— Begin Records supplied —
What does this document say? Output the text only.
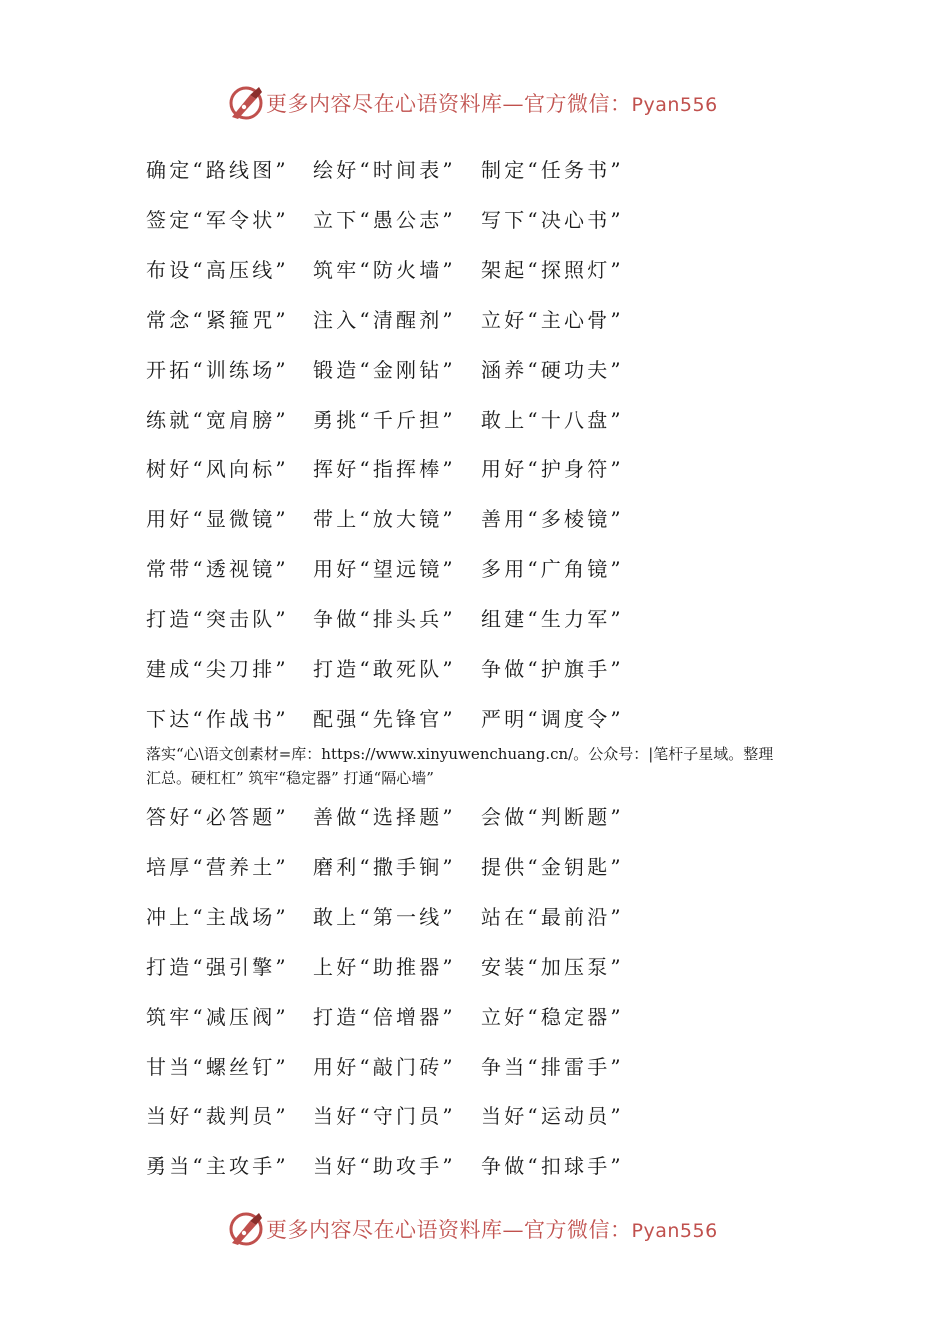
更多内容尽在心语资料库—官方微信：Pyan556
确定“路线图” 绘好“时间表” 制定“任务书”
签定“军令状” 立下“愚公志” 写下“决心书”
布设“高压线” 筑牢“防火墙” 架起“探照灯”
常念“紧箍咒” 注入“清醒剂” 立好“主心骨”
开拓“训练场” 锻造“金刚钻” 涵养“硬功夫”
练就“宽肩膀” 勇挑“千斤担” 敢上“十八盘”
树好“风向标” 挥好“指挥棒” 用好“护身符”
用好“显微镜” 带上“放大镜” 善用“多棱镜”
常带“透视镜” 用好“望远镜” 多用“广角镜”
打造“突击队” 争做“排头兵” 组建“生力军”
建成“尖刀排” 打造“敢死队” 争做“护旗手”
下达“作战书” 配强“先锋官” 严明“调度令”
落实“心\语文创素材=库：https://www.xinyuwenchuang.cn/。公众号：|笔杆子星域。整理
汇总。硬杠杠” 筑牢“稳定器” 打通“隔心墙”
答好“必答题” 善做“选择题” 会做“判断题”
培厚“营养土” 磨利“撒手锏” 提供“金钥匙”
冲上“主战场” 敢上“第一线” 站在“最前沿”
打造“强引擎” 上好“助推器” 安装“加压泵”
筑牢“减压阀” 打造“倍增器” 立好“稳定器”
甘当“螺丝钉” 用好“敲门砖” 争当“排雷手”
当好“裁判员” 当好“守门员” 当好“运动员”
勇当“主攻手” 当好“助攻手” 争做“扣球手”
更多内容尽在心语资料库—官方微信：Pyan556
— End Records supplied —
*Work required*
Quote everything in the listing above exactly; pictures are the only thing to omit.

*Right answer*
What does this document say? Output the text only.
更多内容尽在心语资料库—官方微信：Pyan556
确定“路线图” 绘好“时间表” 制定“任务书”
签定“军令状” 立下“愚公志” 写下“决心书”
布设“高压线” 筑牢“防火墙” 架起“探照灯”
常念“紧箍咒” 注入“清醒剂” 立好“主心骨”
开拓“训练场” 锻造“金刚钻” 涵养“硬功夫”
练就“宽肩膀” 勇挑“千斤担” 敢上“十八盘”
树好“风向标” 挥好“指挥棒” 用好“护身符”
用好“显微镜” 带上“放大镜” 善用“多棱镜”
常带“透视镜” 用好“望远镜” 多用“广角镜”
打造“突击队” 争做“排头兵” 组建“生力军”
建成“尖刀排” 打造“敢死队” 争做“护旗手”
下达“作战书” 配强“先锋官” 严明“调度令”
落实“心\语文创素材=库：https://www.xinyuwenchuang.cn/。公众号：|笔杆子星域。整理
汇总。硬杠杠” 筑牢“稳定器” 打通“隔心墙”
答好“必答题” 善做“选择题” 会做“判断题”
培厚“营养土” 磨利“撒手锏” 提供“金钥匙”
冲上“主战场” 敢上“第一线” 站在“最前沿”
打造“强引擎” 上好“助推器” 安装“加压泵”
筑牢“减压阀” 打造“倍增器” 立好“稳定器”
甘当“螺丝钉” 用好“敲门砖” 争当“排雷手”
当好“裁判员” 当好“守门员” 当好“运动员”
勇当“主攻手” 当好“助攻手” 争做“扣球手”
更多内容尽在心语资料库—官方微信：Pyan556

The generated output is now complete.